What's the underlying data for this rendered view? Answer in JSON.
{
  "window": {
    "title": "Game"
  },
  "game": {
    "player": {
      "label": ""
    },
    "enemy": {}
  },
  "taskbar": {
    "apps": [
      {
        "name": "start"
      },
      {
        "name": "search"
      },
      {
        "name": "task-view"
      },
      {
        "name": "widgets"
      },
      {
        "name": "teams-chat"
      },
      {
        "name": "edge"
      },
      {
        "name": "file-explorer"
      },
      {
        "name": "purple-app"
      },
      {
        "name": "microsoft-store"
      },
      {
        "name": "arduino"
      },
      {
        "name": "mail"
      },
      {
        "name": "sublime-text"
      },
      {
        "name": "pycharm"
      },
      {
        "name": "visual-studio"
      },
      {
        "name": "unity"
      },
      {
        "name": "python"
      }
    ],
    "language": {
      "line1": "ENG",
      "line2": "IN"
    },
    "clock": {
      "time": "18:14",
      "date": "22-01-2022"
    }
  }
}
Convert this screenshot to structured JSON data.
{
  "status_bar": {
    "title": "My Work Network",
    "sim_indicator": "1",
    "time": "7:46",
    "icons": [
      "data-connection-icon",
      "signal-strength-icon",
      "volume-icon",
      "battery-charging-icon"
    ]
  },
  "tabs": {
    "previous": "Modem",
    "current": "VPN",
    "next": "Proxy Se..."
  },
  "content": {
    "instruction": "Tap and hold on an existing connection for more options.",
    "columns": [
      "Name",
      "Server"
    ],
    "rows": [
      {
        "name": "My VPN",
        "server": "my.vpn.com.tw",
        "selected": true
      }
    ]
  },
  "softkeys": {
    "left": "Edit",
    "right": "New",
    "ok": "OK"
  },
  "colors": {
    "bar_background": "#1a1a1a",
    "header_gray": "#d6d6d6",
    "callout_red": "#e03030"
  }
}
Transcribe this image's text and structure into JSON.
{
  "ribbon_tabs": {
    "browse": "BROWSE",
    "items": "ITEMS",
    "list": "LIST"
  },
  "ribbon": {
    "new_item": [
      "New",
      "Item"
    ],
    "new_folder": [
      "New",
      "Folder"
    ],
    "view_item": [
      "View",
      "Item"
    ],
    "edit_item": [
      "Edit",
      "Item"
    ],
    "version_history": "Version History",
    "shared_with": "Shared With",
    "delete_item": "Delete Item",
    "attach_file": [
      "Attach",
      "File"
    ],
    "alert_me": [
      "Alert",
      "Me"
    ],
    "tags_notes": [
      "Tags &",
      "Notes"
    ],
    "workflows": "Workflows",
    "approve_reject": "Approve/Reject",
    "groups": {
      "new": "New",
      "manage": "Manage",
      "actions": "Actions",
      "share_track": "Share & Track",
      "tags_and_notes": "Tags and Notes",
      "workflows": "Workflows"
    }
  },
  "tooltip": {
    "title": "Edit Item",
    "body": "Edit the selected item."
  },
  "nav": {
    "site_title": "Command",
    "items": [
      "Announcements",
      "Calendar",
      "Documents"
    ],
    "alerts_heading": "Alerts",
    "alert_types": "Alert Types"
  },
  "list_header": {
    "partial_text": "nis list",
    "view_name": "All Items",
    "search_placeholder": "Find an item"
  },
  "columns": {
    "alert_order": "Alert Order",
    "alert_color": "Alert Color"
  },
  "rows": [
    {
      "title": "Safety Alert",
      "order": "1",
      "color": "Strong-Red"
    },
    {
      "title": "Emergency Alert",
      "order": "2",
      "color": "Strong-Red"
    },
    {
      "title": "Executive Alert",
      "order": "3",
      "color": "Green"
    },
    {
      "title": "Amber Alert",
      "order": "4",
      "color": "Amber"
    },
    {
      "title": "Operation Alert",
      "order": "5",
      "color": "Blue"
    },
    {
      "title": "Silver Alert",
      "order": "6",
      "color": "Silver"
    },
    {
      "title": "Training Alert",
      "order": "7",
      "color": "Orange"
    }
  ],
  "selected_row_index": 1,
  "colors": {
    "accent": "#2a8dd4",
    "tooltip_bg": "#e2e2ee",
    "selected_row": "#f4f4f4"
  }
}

WORK TO COMPLETE: Your task is to repeat the data exactly; please include every line.

TASK RESULT:
What's the underlying data for this rendered view? Answer in JSON.
{
  "window": {
    "title": "Game"
  },
  "game": {
    "player": {
      "label": ""
    },
    "enemy": {}
  },
  "taskbar": {
    "apps": [
      {
        "name": "start"
      },
      {
        "name": "search"
      },
      {
        "name": "task-view"
      },
      {
        "name": "widgets"
      },
      {
        "name": "teams-chat"
      },
      {
        "name": "edge"
      },
      {
        "name": "file-explorer"
      },
      {
        "name": "purple-app"
      },
      {
        "name": "microsoft-store"
      },
      {
        "name": "arduino"
      },
      {
        "name": "mail"
      },
      {
        "name": "sublime-text"
      },
      {
        "name": "pycharm"
      },
      {
        "name": "visual-studio"
      },
      {
        "name": "unity"
      },
      {
        "name": "python"
      }
    ],
    "language": {
      "line1": "ENG",
      "line2": "IN"
    },
    "clock": {
      "time": "18:14",
      "date": "22-01-2022"
    }
  }
}
Convert this screenshot to structured JSON data.
{
  "status_bar": {
    "title": "My Work Network",
    "sim_indicator": "1",
    "time": "7:46",
    "icons": [
      "data-connection-icon",
      "signal-strength-icon",
      "volume-icon",
      "battery-charging-icon"
    ]
  },
  "tabs": {
    "previous": "Modem",
    "current": "VPN",
    "next": "Proxy Se..."
  },
  "content": {
    "instruction": "Tap and hold on an existing connection for more options.",
    "columns": [
      "Name",
      "Server"
    ],
    "rows": [
      {
        "name": "My VPN",
        "server": "my.vpn.com.tw",
        "selected": true
      }
    ]
  },
  "softkeys": {
    "left": "Edit",
    "right": "New",
    "ok": "OK"
  },
  "colors": {
    "bar_background": "#1a1a1a",
    "header_gray": "#d6d6d6",
    "callout_red": "#e03030"
  }
}
Transcribe this image's text and structure into JSON.
{
  "ribbon_tabs": {
    "browse": "BROWSE",
    "items": "ITEMS",
    "list": "LIST"
  },
  "ribbon": {
    "new_item": [
      "New",
      "Item"
    ],
    "new_folder": [
      "New",
      "Folder"
    ],
    "view_item": [
      "View",
      "Item"
    ],
    "edit_item": [
      "Edit",
      "Item"
    ],
    "version_history": "Version History",
    "shared_with": "Shared With",
    "delete_item": "Delete Item",
    "attach_file": [
      "Attach",
      "File"
    ],
    "alert_me": [
      "Alert",
      "Me"
    ],
    "tags_notes": [
      "Tags &",
      "Notes"
    ],
    "workflows": "Workflows",
    "approve_reject": "Approve/Reject",
    "groups": {
      "new": "New",
      "manage": "Manage",
      "actions": "Actions",
      "share_track": "Share & Track",
      "tags_and_notes": "Tags and Notes",
      "workflows": "Workflows"
    }
  },
  "tooltip": {
    "title": "Edit Item",
    "body": "Edit the selected item."
  },
  "nav": {
    "site_title": "Command",
    "items": [
      "Announcements",
      "Calendar",
      "Documents"
    ],
    "alerts_heading": "Alerts",
    "alert_types": "Alert Types"
  },
  "list_header": {
    "partial_text": "nis list",
    "view_name": "All Items",
    "search_placeholder": "Find an item"
  },
  "columns": {
    "alert_order": "Alert Order",
    "alert_color": "Alert Color"
  },
  "rows": [
    {
      "title": "Safety Alert",
      "order": "1",
      "color": "Strong-Red"
    },
    {
      "title": "Emergency Alert",
      "order": "2",
      "color": "Strong-Red"
    },
    {
      "title": "Executive Alert",
      "order": "3",
      "color": "Green"
    },
    {
      "title": "Amber Alert",
      "order": "4",
      "color": "Amber"
    },
    {
      "title": "Operation Alert",
      "order": "5",
      "color": "Blue"
    },
    {
      "title": "Silver Alert",
      "order": "6",
      "color": "Silver"
    },
    {
      "title": "Training Alert",
      "order": "7",
      "color": "Orange"
    }
  ],
  "selected_row_index": 1,
  "colors": {
    "accent": "#2a8dd4",
    "tooltip_bg": "#e2e2ee",
    "selected_row": "#f4f4f4"
  }
}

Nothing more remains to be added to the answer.